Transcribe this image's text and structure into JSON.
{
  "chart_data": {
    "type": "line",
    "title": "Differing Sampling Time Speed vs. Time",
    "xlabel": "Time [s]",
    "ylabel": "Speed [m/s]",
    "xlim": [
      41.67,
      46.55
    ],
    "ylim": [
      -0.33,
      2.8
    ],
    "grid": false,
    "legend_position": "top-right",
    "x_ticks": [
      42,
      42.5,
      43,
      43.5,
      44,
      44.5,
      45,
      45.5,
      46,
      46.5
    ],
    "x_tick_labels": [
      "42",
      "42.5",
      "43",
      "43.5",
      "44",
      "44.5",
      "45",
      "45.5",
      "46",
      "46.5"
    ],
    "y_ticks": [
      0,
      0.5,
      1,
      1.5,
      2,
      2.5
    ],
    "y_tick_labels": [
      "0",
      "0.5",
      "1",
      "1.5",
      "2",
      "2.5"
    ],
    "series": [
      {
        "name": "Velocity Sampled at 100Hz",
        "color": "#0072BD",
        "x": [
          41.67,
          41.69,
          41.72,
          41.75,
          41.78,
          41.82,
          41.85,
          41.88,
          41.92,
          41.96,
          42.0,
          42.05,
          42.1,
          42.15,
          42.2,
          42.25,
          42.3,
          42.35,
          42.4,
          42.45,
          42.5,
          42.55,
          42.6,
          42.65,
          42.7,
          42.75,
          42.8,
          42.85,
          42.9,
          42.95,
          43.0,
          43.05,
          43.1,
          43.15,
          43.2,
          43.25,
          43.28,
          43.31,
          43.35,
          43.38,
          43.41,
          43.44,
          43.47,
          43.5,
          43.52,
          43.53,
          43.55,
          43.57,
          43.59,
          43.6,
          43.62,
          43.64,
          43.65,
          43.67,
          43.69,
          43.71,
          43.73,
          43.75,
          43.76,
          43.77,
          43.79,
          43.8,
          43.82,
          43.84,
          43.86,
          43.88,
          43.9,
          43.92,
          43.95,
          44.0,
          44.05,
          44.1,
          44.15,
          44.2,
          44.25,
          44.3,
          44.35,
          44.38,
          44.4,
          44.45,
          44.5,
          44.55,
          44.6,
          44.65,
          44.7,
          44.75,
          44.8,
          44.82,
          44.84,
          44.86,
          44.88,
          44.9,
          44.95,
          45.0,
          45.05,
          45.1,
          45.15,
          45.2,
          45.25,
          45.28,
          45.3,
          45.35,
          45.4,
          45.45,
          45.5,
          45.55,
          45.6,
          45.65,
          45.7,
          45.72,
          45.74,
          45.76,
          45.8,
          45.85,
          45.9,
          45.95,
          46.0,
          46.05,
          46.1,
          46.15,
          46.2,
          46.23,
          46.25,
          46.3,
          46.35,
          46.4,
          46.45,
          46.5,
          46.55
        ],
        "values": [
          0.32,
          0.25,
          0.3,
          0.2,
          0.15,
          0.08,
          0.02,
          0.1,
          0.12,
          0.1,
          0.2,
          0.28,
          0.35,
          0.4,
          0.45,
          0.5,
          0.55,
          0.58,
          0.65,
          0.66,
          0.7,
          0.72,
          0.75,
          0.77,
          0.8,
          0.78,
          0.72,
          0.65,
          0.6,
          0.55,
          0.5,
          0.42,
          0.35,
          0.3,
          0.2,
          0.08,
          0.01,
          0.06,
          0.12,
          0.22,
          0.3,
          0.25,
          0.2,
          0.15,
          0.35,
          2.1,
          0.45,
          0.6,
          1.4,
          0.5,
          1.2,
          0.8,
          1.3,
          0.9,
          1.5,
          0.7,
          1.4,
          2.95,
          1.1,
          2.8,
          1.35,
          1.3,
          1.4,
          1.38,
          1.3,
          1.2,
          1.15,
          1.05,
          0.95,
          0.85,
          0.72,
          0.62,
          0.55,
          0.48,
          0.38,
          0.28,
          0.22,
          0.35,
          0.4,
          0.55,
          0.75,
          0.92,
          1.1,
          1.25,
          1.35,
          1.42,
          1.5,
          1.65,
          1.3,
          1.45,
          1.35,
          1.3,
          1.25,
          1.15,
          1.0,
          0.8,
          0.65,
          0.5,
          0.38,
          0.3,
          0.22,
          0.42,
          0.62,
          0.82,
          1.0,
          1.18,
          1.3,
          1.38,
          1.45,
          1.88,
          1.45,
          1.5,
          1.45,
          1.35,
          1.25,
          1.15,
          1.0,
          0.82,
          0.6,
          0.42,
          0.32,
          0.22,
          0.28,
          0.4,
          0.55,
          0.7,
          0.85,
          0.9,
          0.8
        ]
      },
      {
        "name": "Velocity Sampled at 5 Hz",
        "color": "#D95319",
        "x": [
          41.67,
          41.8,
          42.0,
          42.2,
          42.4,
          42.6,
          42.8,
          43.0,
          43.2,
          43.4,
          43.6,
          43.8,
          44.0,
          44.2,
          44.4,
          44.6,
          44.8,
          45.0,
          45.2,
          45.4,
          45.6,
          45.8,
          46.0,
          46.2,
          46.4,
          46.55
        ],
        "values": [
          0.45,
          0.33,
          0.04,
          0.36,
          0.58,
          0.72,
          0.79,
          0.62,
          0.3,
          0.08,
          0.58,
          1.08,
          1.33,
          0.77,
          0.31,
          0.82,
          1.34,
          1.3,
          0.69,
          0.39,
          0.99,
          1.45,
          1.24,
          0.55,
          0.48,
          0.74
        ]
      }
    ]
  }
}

● ● ● ● ● ● ●

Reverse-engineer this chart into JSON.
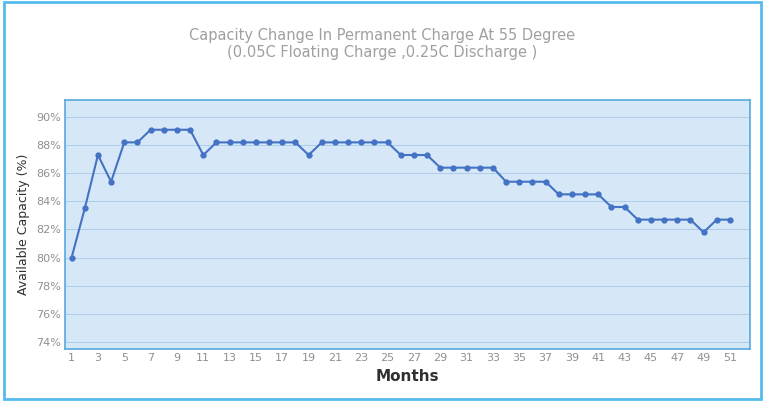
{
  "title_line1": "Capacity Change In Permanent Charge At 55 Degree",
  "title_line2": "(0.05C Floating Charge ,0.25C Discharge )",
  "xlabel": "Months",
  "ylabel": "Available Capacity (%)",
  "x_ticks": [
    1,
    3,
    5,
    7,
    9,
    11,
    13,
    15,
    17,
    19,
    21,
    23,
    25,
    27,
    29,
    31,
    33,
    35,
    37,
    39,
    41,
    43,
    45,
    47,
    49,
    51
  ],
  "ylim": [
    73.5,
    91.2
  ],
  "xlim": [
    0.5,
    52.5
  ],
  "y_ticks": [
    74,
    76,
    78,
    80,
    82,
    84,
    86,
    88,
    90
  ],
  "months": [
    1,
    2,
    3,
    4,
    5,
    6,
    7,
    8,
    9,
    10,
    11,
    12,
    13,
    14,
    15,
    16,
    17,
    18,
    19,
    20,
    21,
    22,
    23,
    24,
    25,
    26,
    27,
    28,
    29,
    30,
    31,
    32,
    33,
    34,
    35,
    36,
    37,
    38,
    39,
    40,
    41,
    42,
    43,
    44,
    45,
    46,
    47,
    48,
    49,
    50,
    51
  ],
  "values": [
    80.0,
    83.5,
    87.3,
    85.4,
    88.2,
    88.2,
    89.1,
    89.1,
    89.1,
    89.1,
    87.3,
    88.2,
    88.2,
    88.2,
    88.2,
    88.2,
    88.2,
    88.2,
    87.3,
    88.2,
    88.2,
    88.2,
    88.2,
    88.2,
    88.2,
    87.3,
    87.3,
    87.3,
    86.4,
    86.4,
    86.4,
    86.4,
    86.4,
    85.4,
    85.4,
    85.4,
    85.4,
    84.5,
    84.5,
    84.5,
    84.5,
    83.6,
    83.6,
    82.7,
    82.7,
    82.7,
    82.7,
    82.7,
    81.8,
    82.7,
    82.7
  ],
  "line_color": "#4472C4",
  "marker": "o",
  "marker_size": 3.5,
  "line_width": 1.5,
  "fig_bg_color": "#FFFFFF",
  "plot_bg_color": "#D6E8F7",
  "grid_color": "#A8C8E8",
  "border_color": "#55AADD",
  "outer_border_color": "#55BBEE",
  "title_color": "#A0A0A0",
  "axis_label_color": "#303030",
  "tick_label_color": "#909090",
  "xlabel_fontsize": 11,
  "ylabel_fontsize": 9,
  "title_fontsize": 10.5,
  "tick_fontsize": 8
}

● ● ● ● ● ● ●

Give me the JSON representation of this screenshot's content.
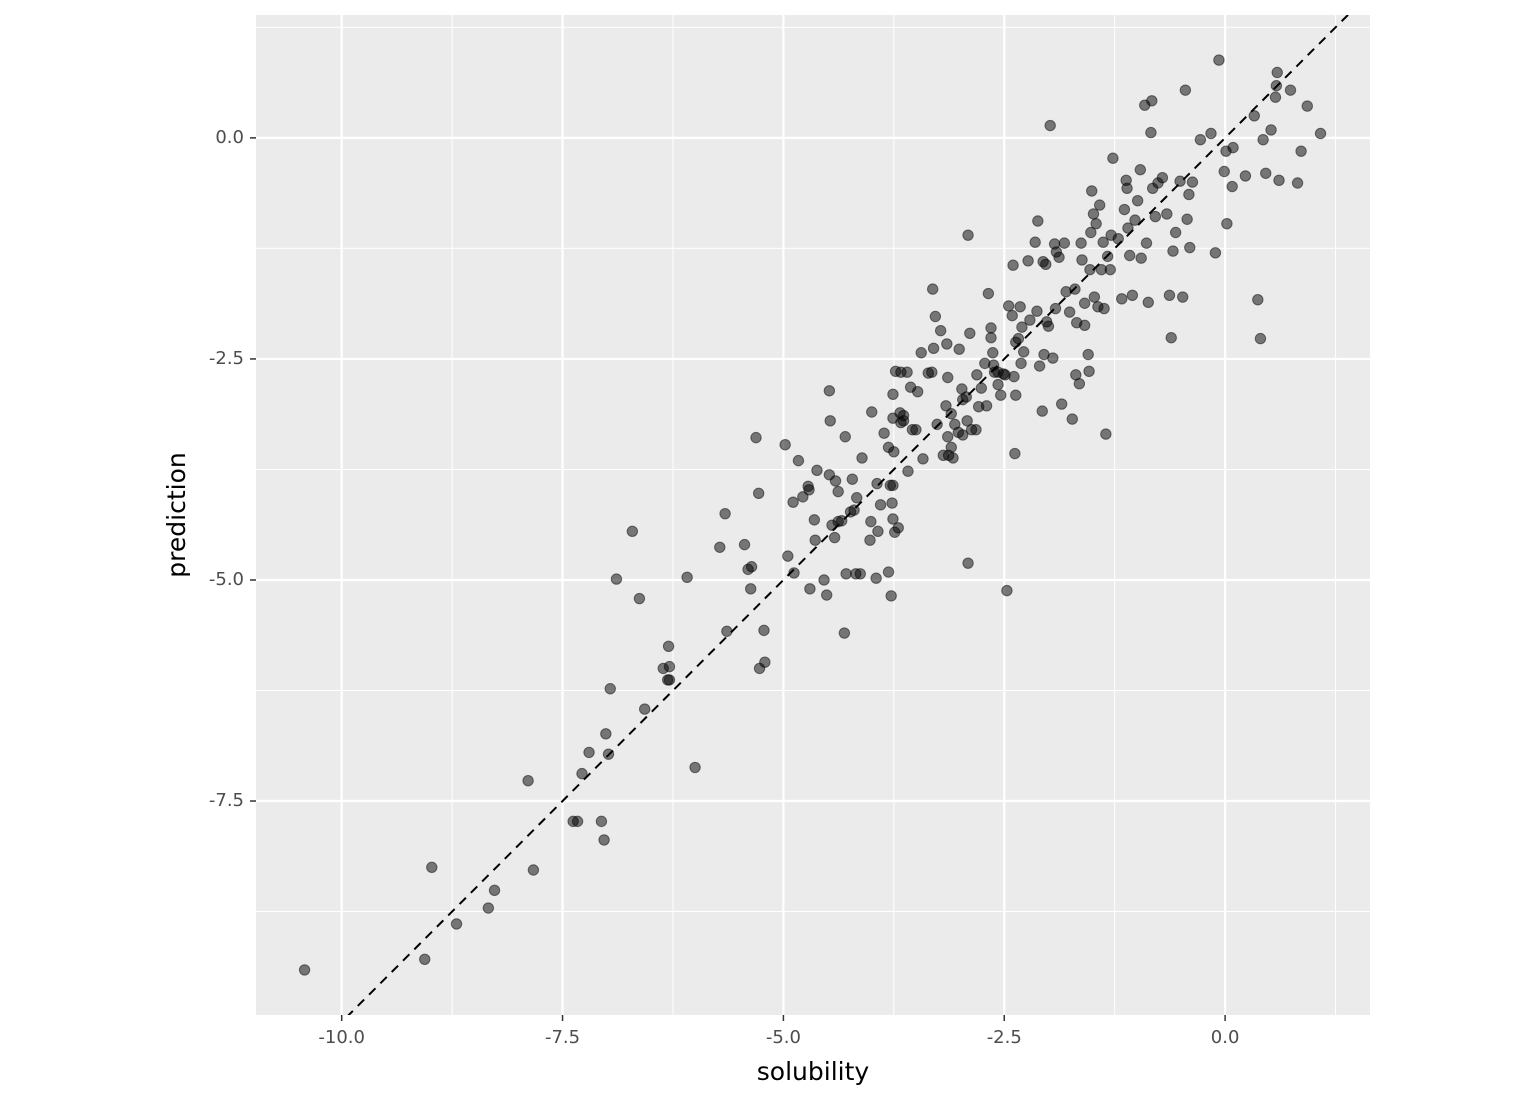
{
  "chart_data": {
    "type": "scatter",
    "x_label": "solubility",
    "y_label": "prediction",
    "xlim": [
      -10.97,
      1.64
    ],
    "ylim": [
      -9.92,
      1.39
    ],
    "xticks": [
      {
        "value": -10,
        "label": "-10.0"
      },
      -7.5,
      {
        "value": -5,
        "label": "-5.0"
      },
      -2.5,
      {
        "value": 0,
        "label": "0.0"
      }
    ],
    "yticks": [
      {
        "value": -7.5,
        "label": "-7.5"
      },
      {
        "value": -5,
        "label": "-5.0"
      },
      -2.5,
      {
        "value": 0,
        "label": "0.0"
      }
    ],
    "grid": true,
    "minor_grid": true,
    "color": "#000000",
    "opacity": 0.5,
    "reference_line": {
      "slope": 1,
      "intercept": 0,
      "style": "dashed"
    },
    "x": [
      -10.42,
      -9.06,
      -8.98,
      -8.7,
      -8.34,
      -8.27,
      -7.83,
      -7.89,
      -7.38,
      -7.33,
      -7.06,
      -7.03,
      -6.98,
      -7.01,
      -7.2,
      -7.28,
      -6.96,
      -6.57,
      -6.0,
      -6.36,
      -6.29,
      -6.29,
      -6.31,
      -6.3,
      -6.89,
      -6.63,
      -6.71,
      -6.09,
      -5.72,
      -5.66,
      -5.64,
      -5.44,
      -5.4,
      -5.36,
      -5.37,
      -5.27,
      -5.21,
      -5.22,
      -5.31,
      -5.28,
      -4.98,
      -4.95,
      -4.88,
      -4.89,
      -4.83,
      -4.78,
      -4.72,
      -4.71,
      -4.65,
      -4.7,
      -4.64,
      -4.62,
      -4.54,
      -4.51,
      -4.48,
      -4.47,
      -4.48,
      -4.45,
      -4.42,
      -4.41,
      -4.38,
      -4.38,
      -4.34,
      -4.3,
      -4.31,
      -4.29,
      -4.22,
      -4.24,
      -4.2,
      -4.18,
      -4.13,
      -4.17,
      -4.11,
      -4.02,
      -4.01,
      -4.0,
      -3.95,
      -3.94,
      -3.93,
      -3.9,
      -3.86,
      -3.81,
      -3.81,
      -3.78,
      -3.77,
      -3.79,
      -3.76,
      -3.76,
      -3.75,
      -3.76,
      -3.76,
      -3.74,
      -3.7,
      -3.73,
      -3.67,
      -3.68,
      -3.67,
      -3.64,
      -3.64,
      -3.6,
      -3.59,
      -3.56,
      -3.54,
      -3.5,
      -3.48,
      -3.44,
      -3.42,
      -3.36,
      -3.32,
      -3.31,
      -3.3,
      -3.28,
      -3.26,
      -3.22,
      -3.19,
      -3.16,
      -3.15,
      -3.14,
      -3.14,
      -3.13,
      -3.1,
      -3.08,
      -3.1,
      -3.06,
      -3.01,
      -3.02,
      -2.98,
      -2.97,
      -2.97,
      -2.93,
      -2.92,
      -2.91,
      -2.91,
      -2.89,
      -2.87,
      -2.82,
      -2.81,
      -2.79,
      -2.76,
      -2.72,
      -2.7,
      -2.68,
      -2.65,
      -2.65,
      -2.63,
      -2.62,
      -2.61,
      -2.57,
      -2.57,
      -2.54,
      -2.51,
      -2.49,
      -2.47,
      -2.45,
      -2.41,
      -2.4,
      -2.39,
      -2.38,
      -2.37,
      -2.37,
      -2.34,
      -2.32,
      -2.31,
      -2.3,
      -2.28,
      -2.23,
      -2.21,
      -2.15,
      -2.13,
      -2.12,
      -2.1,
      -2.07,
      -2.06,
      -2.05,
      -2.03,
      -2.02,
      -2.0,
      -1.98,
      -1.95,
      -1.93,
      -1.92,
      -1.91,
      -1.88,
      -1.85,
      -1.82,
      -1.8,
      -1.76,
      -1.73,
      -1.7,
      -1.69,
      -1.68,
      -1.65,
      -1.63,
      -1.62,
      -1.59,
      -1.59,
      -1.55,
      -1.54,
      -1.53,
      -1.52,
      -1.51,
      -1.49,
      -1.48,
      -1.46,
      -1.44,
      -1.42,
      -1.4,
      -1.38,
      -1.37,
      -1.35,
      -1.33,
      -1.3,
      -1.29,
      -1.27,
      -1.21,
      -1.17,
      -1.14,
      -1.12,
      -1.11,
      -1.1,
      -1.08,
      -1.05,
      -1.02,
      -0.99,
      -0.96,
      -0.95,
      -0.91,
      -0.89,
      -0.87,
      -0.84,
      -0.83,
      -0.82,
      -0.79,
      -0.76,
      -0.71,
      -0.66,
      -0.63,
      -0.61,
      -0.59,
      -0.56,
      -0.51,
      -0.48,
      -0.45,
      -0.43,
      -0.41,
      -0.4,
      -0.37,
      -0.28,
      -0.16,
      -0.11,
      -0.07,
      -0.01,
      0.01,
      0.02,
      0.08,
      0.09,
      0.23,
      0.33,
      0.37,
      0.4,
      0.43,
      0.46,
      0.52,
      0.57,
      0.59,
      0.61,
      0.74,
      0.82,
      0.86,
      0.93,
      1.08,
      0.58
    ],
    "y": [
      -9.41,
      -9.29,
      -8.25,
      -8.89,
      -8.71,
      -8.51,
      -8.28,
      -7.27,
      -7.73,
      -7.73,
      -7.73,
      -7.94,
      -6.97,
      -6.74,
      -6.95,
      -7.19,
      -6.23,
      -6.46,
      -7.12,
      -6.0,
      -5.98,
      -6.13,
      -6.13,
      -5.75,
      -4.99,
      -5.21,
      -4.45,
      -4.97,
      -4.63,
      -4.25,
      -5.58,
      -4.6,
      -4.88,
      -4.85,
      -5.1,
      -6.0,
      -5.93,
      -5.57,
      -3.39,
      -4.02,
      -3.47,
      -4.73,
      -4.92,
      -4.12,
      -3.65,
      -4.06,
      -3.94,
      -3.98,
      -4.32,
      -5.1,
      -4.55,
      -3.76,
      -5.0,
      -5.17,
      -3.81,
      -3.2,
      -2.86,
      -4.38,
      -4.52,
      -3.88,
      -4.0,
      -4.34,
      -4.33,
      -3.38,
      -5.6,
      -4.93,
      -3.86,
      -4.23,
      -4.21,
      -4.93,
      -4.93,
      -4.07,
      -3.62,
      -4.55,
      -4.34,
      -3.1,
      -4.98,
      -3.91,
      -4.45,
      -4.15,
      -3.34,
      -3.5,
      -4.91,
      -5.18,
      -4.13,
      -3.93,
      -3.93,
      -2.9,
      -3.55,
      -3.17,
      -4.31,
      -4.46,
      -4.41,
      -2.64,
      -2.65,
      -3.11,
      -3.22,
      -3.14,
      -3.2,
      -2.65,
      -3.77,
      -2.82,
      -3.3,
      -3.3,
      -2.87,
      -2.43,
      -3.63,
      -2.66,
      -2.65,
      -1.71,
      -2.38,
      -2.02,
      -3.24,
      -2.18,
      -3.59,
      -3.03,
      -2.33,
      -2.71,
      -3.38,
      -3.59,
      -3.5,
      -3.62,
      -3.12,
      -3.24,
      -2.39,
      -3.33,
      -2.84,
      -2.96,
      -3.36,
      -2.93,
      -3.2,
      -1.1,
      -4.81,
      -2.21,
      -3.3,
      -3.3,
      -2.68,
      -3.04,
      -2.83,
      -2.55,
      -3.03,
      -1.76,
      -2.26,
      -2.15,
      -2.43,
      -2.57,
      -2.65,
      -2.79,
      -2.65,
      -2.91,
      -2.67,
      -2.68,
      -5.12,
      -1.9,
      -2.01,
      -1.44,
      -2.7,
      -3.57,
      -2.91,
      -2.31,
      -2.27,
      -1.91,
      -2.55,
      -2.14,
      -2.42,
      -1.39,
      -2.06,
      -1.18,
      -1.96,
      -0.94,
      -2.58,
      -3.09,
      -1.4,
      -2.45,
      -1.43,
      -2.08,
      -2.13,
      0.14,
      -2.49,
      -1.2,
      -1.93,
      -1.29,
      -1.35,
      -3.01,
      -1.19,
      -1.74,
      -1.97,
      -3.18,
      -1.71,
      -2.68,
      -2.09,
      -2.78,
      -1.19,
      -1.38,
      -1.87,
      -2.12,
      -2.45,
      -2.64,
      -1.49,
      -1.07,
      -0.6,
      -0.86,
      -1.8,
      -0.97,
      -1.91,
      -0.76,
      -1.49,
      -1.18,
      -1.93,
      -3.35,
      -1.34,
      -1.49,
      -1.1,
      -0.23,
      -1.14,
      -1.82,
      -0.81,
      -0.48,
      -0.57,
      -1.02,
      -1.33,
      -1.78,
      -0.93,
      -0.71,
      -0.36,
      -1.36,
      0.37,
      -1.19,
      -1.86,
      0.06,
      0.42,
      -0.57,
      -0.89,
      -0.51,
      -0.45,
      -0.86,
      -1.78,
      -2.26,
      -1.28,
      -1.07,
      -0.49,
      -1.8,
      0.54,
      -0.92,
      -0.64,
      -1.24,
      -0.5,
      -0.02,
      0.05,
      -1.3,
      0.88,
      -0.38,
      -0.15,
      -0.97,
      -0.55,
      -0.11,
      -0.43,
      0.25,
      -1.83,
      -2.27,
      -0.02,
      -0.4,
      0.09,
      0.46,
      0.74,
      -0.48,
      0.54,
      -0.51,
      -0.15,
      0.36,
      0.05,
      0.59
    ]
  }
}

● ● ● ● ● ● ●

WHAT YOU HAVE TO DO: Across all the entries, count the lines that contain the word "Velocity" and give the number by itself.

RESPONSE: 2